++++ Brano fornito
Nel caso italiano simili esperienze sono state promosse in varie parti del mondo da singole associazioni, o da coalizioni di più organizzazioni, in genere con poche risorse se non quelle offerte da qualche amministrazione locale. Da circa un anno il Ministero degli Affari Esteri ha avviato una consultazione con tali organizzazioni, aprendo un Tavolo di lavoro in via di formalizzazione come Forum dei Servizi Civili di Pace, di concerto con il Ministero degli Affari Sociali che è competente sul Servizio civile nazionale. A livello europeo esistono analoghe esperienze di invio continuativo di volontari espatriati in differenti scenari di crisi, e si è anche creato un network di coordinamento che interagisce con le istituzioni comunitarie.

Parallelamente esiste un’intensa attività di formazione all’intervento civile nei conflitti internazionali, promossa da università europee ed italiane, da enti locali e regionali o da organismi privati. Il carattere ancora sperimentale e l’assenza di previsioni normative ed organizzative certe rende tali attività ancora frastagliate, sebbene in Italia sia stato compiuto un primo sforzo di ricognizione sui bisogni formativi e sulla figura professionale dell’operatore di pace.
++++++++
Obiettivo:
Elenca i soggetti che, secondo il brano sui Servizi Civili di Pace, promuovono la formazione all'intervento civile nei conflitti internazionali.
++++ Dati estratti
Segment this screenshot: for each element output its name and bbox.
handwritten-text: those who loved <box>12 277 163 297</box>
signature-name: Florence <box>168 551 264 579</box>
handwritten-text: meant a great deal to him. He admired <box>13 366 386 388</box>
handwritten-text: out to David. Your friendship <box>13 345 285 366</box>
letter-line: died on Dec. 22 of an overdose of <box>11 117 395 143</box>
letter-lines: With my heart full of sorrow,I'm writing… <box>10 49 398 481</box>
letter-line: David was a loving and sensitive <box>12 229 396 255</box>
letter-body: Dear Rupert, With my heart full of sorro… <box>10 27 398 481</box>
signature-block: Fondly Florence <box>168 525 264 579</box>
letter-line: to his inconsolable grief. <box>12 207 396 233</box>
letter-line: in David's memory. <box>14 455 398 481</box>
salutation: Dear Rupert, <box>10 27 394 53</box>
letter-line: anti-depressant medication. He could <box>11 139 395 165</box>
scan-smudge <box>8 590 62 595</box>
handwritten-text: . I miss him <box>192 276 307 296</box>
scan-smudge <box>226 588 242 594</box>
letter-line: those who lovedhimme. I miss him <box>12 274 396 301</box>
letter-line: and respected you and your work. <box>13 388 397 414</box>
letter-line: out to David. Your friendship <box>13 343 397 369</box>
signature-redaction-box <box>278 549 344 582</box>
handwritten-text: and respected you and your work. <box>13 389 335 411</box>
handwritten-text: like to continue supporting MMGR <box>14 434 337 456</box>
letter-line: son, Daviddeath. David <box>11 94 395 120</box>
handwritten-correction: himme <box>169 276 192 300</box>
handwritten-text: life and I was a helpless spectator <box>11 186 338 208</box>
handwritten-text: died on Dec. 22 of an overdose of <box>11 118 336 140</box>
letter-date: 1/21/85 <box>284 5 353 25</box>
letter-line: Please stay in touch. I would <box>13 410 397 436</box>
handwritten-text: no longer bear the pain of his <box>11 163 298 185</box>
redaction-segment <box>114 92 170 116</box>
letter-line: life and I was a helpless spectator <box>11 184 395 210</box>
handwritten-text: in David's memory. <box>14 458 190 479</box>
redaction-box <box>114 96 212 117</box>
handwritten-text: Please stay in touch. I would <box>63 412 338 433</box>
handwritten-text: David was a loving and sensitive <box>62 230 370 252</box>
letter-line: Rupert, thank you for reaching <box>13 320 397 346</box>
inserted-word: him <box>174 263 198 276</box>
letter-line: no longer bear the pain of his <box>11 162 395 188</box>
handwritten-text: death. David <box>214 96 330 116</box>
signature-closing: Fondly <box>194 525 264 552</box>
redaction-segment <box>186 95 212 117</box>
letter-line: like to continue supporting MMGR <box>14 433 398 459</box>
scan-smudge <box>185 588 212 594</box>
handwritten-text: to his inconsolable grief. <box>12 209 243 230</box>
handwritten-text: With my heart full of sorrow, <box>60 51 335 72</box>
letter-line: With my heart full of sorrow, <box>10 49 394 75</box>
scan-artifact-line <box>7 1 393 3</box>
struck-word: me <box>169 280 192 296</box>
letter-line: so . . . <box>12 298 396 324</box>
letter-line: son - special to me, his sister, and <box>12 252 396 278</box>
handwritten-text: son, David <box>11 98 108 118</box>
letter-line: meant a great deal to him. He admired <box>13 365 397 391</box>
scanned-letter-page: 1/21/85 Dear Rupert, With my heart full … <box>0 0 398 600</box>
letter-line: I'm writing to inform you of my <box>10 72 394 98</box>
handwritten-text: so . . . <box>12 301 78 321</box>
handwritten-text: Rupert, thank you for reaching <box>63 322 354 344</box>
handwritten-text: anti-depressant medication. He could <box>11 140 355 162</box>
++++++++
Risposta:
- università europee ed italiane
- enti locali e regionali
- organismi privati